## [SELECTED PASSAGE]

-*-*-

HHS to award $1 million to study "vaccine misinformation" effects 

CDC project to monitor research, viewpoints straying from public health consensus in support of COVID-19 vaccines is envisioned as first step toward developing tool to anticipate and combat the impact of independent challenges undermining confidence in official narratives.
Golden Horseshoe

The Golden Horseshoe is a weekly designation from Just The News intended to highlight egregious examples of wasteful taxpayer spending by the government. The award is named for the horseshoe-shaped toilet seats for military airplanes that cost the Pentagon a whopping $640 each back in the 1980s.

This week's Golden Horseshoe is awarded to the Department of Health and Human Services for announcing a new $1 million grant opportunity to study how "vaccine misinformation" spread on social media impacts public trust in vaccines.

-*-*-

## [EXERCISE 1]
In the article on the HHS vaccine misinformation grant, reproduce word for word the part that opens with the words containing "CDC project to" and closes with "in the 1980s.".
## [EXERCISE 2]
According to the article on the HHS vaccine misinformation grant, how much did each horseshoe-shaped toilet seat for military airplanes cost the Pentagon?

(Stored entries)
-*-*-

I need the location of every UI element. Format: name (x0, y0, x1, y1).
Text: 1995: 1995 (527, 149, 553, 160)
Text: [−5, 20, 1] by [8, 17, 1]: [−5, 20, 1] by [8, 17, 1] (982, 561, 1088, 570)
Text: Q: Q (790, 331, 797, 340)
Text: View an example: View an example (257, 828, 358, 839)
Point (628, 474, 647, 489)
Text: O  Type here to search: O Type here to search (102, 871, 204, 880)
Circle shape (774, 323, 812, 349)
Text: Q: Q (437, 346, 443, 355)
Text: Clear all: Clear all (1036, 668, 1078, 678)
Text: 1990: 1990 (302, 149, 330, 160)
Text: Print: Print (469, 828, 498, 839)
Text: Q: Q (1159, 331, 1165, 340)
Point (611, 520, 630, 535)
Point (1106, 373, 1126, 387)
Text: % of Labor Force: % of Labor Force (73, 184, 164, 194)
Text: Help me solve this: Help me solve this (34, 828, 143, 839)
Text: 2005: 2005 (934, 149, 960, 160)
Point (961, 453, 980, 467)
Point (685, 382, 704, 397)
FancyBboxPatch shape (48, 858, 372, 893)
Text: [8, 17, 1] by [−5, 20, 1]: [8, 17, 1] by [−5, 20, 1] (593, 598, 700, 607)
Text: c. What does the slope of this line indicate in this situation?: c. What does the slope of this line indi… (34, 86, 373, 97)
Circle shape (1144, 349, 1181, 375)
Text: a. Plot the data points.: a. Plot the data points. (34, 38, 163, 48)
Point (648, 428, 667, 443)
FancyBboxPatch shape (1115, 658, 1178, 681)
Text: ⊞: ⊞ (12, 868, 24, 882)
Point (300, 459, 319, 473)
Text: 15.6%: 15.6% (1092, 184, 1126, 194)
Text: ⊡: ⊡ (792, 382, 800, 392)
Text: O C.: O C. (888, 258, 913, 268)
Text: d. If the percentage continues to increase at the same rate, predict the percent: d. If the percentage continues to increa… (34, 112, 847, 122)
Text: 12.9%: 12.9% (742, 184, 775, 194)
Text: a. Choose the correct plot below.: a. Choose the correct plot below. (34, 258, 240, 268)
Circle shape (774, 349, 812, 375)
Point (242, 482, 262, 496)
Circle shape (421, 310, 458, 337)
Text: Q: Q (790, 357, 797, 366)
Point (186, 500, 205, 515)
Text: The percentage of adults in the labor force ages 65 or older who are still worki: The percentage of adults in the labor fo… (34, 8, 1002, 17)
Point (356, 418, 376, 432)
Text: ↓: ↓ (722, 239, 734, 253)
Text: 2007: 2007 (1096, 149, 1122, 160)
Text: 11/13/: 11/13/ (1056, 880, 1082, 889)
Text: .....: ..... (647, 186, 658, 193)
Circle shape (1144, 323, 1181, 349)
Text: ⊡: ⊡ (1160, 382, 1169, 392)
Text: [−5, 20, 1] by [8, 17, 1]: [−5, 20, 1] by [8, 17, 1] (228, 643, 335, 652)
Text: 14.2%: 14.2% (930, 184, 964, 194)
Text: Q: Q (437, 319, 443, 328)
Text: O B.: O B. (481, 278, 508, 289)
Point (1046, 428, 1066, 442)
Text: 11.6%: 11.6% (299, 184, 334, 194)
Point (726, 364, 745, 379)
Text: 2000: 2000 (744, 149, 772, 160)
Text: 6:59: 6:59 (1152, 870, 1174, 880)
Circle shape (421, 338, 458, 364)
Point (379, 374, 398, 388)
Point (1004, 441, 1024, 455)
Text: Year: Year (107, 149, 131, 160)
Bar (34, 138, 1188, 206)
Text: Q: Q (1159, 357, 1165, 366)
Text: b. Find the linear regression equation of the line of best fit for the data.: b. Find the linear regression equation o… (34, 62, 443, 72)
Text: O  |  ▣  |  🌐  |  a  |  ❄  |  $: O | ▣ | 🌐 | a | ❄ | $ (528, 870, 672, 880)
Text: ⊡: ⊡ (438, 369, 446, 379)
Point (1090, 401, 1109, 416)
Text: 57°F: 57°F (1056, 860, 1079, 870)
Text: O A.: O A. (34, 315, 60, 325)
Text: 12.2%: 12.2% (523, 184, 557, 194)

-*-*-

## [TASK RESULT 1]
CDC project to monitor research, viewpoints straying from public health consensus in support of COVID-19 vaccines is envisioned as first step toward developing tool to anticipate and combat the impact of independent challenges undermining confidence in official narratives.
Golden Horseshoe

The Golden Horseshoe is a weekly designation from Just The News intended to highlight egregious examples of wasteful taxpayer spending by the government. The award is named for the horseshoe-shaped toilet seats for military airplanes that cost the Pentagon a whopping $640 each back in the 1980s.

## [TASK RESULT 2]
$640 each, in the 1980s.